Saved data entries

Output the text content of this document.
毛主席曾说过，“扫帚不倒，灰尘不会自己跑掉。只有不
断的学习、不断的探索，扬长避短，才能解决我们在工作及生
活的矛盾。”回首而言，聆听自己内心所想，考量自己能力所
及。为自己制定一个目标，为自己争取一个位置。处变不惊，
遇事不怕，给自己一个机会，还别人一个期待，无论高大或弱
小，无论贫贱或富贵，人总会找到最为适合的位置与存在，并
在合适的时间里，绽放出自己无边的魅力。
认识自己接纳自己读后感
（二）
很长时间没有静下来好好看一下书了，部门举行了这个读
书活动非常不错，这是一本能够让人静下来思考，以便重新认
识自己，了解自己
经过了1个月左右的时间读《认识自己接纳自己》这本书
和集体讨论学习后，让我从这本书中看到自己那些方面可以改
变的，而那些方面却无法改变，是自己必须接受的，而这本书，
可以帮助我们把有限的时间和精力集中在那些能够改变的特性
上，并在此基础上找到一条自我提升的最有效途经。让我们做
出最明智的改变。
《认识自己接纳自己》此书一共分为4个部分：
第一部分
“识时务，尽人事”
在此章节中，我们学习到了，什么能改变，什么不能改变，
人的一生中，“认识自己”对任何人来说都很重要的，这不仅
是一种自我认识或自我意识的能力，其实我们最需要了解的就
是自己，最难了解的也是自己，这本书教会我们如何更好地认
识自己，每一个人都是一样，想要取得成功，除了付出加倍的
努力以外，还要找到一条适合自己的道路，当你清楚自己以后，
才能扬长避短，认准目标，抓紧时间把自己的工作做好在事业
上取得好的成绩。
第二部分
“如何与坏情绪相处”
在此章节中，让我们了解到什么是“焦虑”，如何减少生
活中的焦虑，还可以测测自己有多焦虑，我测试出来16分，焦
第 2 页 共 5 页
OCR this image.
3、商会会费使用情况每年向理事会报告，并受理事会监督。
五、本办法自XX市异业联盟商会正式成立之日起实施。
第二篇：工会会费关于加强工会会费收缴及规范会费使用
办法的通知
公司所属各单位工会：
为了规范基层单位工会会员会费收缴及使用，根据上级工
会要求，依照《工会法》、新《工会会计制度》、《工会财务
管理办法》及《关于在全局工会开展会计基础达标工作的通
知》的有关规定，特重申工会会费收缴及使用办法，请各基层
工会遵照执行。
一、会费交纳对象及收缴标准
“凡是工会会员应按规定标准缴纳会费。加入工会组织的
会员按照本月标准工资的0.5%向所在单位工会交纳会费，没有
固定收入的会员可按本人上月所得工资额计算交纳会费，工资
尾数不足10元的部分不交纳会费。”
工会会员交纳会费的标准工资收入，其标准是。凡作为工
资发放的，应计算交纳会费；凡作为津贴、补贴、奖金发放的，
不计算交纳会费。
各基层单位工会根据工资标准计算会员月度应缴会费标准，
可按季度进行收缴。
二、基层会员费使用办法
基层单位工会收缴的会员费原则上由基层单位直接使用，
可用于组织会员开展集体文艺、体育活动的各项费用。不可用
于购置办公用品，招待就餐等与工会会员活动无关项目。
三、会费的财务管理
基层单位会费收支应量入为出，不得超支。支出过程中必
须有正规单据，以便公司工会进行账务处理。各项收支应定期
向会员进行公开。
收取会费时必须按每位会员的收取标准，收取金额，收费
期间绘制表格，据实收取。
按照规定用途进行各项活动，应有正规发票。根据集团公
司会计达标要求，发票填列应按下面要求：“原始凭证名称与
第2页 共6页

TASK BRIEF |
Track down the lines that include the word "this" and copy them.

TASK SOLUTION |
Output the text content of this document.
OCR this image.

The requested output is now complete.